Work to do:
Below is the data. Give it again, complete and exact.

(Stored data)
------

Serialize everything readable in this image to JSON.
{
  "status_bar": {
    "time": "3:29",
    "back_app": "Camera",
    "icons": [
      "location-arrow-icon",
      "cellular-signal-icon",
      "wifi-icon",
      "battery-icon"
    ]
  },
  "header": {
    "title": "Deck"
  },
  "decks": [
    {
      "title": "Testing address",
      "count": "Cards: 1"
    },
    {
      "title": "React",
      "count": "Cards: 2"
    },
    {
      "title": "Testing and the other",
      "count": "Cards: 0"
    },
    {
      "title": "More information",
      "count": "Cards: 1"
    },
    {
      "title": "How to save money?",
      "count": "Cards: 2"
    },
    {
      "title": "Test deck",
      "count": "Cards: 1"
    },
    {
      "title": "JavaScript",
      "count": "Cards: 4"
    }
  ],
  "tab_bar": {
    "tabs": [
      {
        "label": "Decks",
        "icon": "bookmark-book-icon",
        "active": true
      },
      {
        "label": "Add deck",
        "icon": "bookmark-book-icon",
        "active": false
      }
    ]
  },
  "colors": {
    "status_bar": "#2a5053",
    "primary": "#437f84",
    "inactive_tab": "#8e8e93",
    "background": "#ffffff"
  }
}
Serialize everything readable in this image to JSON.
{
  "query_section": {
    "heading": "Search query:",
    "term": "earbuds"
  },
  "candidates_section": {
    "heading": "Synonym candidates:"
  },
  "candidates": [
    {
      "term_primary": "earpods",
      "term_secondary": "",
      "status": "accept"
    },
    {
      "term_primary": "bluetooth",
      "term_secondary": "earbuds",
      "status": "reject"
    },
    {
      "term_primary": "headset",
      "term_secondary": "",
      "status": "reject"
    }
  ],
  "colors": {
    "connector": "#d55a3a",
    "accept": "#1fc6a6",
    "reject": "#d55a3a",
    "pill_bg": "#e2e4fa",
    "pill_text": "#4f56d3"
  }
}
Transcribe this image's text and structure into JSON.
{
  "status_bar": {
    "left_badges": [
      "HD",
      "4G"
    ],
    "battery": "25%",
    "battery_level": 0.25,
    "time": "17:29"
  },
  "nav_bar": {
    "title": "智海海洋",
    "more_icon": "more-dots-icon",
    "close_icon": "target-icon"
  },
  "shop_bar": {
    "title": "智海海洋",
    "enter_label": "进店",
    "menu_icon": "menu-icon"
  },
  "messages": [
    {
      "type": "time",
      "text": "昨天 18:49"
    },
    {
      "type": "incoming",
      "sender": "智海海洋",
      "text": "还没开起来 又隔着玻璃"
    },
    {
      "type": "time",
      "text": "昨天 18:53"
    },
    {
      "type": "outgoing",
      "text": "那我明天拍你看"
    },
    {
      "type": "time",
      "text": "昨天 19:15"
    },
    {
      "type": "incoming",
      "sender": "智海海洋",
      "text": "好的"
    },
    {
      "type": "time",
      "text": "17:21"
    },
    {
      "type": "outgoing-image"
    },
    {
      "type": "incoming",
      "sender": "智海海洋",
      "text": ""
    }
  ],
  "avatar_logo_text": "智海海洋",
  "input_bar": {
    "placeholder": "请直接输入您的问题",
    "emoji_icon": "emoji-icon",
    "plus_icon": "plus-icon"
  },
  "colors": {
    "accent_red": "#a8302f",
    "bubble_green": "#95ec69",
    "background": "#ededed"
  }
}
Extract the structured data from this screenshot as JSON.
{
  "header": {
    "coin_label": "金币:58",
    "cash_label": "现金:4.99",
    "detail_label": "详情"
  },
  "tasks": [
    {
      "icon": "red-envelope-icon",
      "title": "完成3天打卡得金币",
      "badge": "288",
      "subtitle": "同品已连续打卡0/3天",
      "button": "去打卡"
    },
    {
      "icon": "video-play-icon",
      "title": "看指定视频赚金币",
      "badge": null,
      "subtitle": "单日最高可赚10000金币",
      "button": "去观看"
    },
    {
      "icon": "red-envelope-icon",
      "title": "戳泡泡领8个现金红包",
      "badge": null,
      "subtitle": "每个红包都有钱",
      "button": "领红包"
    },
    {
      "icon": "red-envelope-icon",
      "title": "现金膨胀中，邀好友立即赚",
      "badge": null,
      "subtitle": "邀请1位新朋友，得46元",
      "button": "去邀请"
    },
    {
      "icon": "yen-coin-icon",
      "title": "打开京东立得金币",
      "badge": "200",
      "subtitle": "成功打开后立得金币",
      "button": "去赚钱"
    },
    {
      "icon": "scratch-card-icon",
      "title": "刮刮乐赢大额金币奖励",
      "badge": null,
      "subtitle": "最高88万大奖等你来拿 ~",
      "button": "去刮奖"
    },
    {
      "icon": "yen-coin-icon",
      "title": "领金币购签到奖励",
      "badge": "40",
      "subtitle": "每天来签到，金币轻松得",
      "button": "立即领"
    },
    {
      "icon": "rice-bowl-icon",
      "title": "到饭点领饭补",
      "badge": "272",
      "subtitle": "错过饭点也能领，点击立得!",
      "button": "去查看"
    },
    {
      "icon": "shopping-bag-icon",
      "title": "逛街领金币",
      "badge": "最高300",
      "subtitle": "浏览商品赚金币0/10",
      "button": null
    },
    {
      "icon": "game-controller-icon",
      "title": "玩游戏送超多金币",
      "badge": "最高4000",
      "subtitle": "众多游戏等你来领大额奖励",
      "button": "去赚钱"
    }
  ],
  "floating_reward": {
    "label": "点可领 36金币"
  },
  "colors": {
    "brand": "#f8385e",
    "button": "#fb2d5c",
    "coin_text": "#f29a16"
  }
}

------

Solution:
Serialize everything readable in this image to JSON.
{
  "status_bar": {
    "time": "3:29",
    "back_app": "Camera",
    "icons": [
      "location-arrow-icon",
      "cellular-signal-icon",
      "wifi-icon",
      "battery-icon"
    ]
  },
  "header": {
    "title": "Deck"
  },
  "decks": [
    {
      "title": "Testing address",
      "count": "Cards: 1"
    },
    {
      "title": "React",
      "count": "Cards: 2"
    },
    {
      "title": "Testing and the other",
      "count": "Cards: 0"
    },
    {
      "title": "More information",
      "count": "Cards: 1"
    },
    {
      "title": "How to save money?",
      "count": "Cards: 2"
    },
    {
      "title": "Test deck",
      "count": "Cards: 1"
    },
    {
      "title": "JavaScript",
      "count": "Cards: 4"
    }
  ],
  "tab_bar": {
    "tabs": [
      {
        "label": "Decks",
        "icon": "bookmark-book-icon",
        "active": true
      },
      {
        "label": "Add deck",
        "icon": "bookmark-book-icon",
        "active": false
      }
    ]
  },
  "colors": {
    "status_bar": "#2a5053",
    "primary": "#437f84",
    "inactive_tab": "#8e8e93",
    "background": "#ffffff"
  }
}
Serialize everything readable in this image to JSON.
{
  "query_section": {
    "heading": "Search query:",
    "term": "earbuds"
  },
  "candidates_section": {
    "heading": "Synonym candidates:"
  },
  "candidates": [
    {
      "term_primary": "earpods",
      "term_secondary": "",
      "status": "accept"
    },
    {
      "term_primary": "bluetooth",
      "term_secondary": "earbuds",
      "status": "reject"
    },
    {
      "term_primary": "headset",
      "term_secondary": "",
      "status": "reject"
    }
  ],
  "colors": {
    "connector": "#d55a3a",
    "accept": "#1fc6a6",
    "reject": "#d55a3a",
    "pill_bg": "#e2e4fa",
    "pill_text": "#4f56d3"
  }
}
Transcribe this image's text and structure into JSON.
{
  "status_bar": {
    "left_badges": [
      "HD",
      "4G"
    ],
    "battery": "25%",
    "battery_level": 0.25,
    "time": "17:29"
  },
  "nav_bar": {
    "title": "智海海洋",
    "more_icon": "more-dots-icon",
    "close_icon": "target-icon"
  },
  "shop_bar": {
    "title": "智海海洋",
    "enter_label": "进店",
    "menu_icon": "menu-icon"
  },
  "messages": [
    {
      "type": "time",
      "text": "昨天 18:49"
    },
    {
      "type": "incoming",
      "sender": "智海海洋",
      "text": "还没开起来 又隔着玻璃"
    },
    {
      "type": "time",
      "text": "昨天 18:53"
    },
    {
      "type": "outgoing",
      "text": "那我明天拍你看"
    },
    {
      "type": "time",
      "text": "昨天 19:15"
    },
    {
      "type": "incoming",
      "sender": "智海海洋",
      "text": "好的"
    },
    {
      "type": "time",
      "text": "17:21"
    },
    {
      "type": "outgoing-image"
    },
    {
      "type": "incoming",
      "sender": "智海海洋",
      "text": ""
    }
  ],
  "avatar_logo_text": "智海海洋",
  "input_bar": {
    "placeholder": "请直接输入您的问题",
    "emoji_icon": "emoji-icon",
    "plus_icon": "plus-icon"
  },
  "colors": {
    "accent_red": "#a8302f",
    "bubble_green": "#95ec69",
    "background": "#ededed"
  }
}
Extract the structured data from this screenshot as JSON.
{
  "header": {
    "coin_label": "金币:58",
    "cash_label": "现金:4.99",
    "detail_label": "详情"
  },
  "tasks": [
    {
      "icon": "red-envelope-icon",
      "title": "完成3天打卡得金币",
      "badge": "288",
      "subtitle": "同品已连续打卡0/3天",
      "button": "去打卡"
    },
    {
      "icon": "video-play-icon",
      "title": "看指定视频赚金币",
      "badge": null,
      "subtitle": "单日最高可赚10000金币",
      "button": "去观看"
    },
    {
      "icon": "red-envelope-icon",
      "title": "戳泡泡领8个现金红包",
      "badge": null,
      "subtitle": "每个红包都有钱",
      "button": "领红包"
    },
    {
      "icon": "red-envelope-icon",
      "title": "现金膨胀中，邀好友立即赚",
      "badge": null,
      "subtitle": "邀请1位新朋友，得46元",
      "button": "去邀请"
    },
    {
      "icon": "yen-coin-icon",
      "title": "打开京东立得金币",
      "badge": "200",
      "subtitle": "成功打开后立得金币",
      "button": "去赚钱"
    },
    {
      "icon": "scratch-card-icon",
      "title": "刮刮乐赢大额金币奖励",
      "badge": null,
      "subtitle": "最高88万大奖等你来拿 ~",
      "button": "去刮奖"
    },
    {
      "icon": "yen-coin-icon",
      "title": "领金币购签到奖励",
      "badge": "40",
      "subtitle": "每天来签到，金币轻松得",
      "button": "立即领"
    },
    {
      "icon": "rice-bowl-icon",
      "title": "到饭点领饭补",
      "badge": "272",
      "subtitle": "错过饭点也能领，点击立得!",
      "button": "去查看"
    },
    {
      "icon": "shopping-bag-icon",
      "title": "逛街领金币",
      "badge": "最高300",
      "subtitle": "浏览商品赚金币0/10",
      "button": null
    },
    {
      "icon": "game-controller-icon",
      "title": "玩游戏送超多金币",
      "badge": "最高4000",
      "subtitle": "众多游戏等你来领大额奖励",
      "button": "去赚钱"
    }
  ],
  "floating_reward": {
    "label": "点可领 36金币"
  },
  "colors": {
    "brand": "#f8385e",
    "button": "#fb2d5c",
    "coin_text": "#f29a16"
  }
}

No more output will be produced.